- DATASET RECORDS:

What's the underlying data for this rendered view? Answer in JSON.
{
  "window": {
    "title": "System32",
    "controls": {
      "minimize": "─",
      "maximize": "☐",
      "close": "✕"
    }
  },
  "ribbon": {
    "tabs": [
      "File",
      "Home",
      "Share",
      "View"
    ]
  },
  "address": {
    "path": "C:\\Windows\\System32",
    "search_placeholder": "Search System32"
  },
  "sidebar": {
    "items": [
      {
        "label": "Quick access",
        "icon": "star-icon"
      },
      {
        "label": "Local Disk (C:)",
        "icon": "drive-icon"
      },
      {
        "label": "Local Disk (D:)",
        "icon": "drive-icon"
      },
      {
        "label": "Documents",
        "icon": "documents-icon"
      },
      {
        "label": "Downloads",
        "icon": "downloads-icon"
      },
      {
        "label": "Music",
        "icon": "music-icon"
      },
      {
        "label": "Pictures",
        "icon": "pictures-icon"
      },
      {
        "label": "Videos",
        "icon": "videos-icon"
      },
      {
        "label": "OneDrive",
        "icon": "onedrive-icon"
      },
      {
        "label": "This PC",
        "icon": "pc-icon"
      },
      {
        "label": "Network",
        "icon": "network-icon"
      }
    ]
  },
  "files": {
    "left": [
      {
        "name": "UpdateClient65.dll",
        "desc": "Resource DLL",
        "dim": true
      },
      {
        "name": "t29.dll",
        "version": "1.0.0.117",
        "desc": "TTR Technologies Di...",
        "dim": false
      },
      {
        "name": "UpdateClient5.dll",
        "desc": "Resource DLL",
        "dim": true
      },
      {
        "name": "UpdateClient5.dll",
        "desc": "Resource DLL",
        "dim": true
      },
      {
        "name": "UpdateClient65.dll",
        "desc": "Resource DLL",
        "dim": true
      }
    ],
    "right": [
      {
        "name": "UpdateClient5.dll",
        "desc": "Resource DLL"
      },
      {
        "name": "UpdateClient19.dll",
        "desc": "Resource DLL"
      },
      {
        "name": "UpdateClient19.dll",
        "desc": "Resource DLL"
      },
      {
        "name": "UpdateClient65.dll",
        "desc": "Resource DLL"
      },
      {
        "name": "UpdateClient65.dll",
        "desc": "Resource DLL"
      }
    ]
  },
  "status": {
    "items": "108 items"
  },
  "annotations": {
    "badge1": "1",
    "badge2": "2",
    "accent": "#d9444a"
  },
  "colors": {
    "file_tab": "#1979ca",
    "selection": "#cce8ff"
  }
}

- TASK TO COMPLETE:
Reproduce each line of the material above precisely.

- SOLUTION TO THIS EXERCISE:
What's the underlying data for this rendered view? Answer in JSON.
{
  "window": {
    "title": "System32",
    "controls": {
      "minimize": "─",
      "maximize": "☐",
      "close": "✕"
    }
  },
  "ribbon": {
    "tabs": [
      "File",
      "Home",
      "Share",
      "View"
    ]
  },
  "address": {
    "path": "C:\\Windows\\System32",
    "search_placeholder": "Search System32"
  },
  "sidebar": {
    "items": [
      {
        "label": "Quick access",
        "icon": "star-icon"
      },
      {
        "label": "Local Disk (C:)",
        "icon": "drive-icon"
      },
      {
        "label": "Local Disk (D:)",
        "icon": "drive-icon"
      },
      {
        "label": "Documents",
        "icon": "documents-icon"
      },
      {
        "label": "Downloads",
        "icon": "downloads-icon"
      },
      {
        "label": "Music",
        "icon": "music-icon"
      },
      {
        "label": "Pictures",
        "icon": "pictures-icon"
      },
      {
        "label": "Videos",
        "icon": "videos-icon"
      },
      {
        "label": "OneDrive",
        "icon": "onedrive-icon"
      },
      {
        "label": "This PC",
        "icon": "pc-icon"
      },
      {
        "label": "Network",
        "icon": "network-icon"
      }
    ]
  },
  "files": {
    "left": [
      {
        "name": "UpdateClient65.dll",
        "desc": "Resource DLL",
        "dim": true
      },
      {
        "name": "t29.dll",
        "version": "1.0.0.117",
        "desc": "TTR Technologies Di...",
        "dim": false
      },
      {
        "name": "UpdateClient5.dll",
        "desc": "Resource DLL",
        "dim": true
      },
      {
        "name": "UpdateClient5.dll",
        "desc": "Resource DLL",
        "dim": true
      },
      {
        "name": "UpdateClient65.dll",
        "desc": "Resource DLL",
        "dim": true
      }
    ],
    "right": [
      {
        "name": "UpdateClient5.dll",
        "desc": "Resource DLL"
      },
      {
        "name": "UpdateClient19.dll",
        "desc": "Resource DLL"
      },
      {
        "name": "UpdateClient19.dll",
        "desc": "Resource DLL"
      },
      {
        "name": "UpdateClient65.dll",
        "desc": "Resource DLL"
      },
      {
        "name": "UpdateClient65.dll",
        "desc": "Resource DLL"
      }
    ]
  },
  "status": {
    "items": "108 items"
  },
  "annotations": {
    "badge1": "1",
    "badge2": "2",
    "accent": "#d9444a"
  },
  "colors": {
    "file_tab": "#1979ca",
    "selection": "#cce8ff"
  }
}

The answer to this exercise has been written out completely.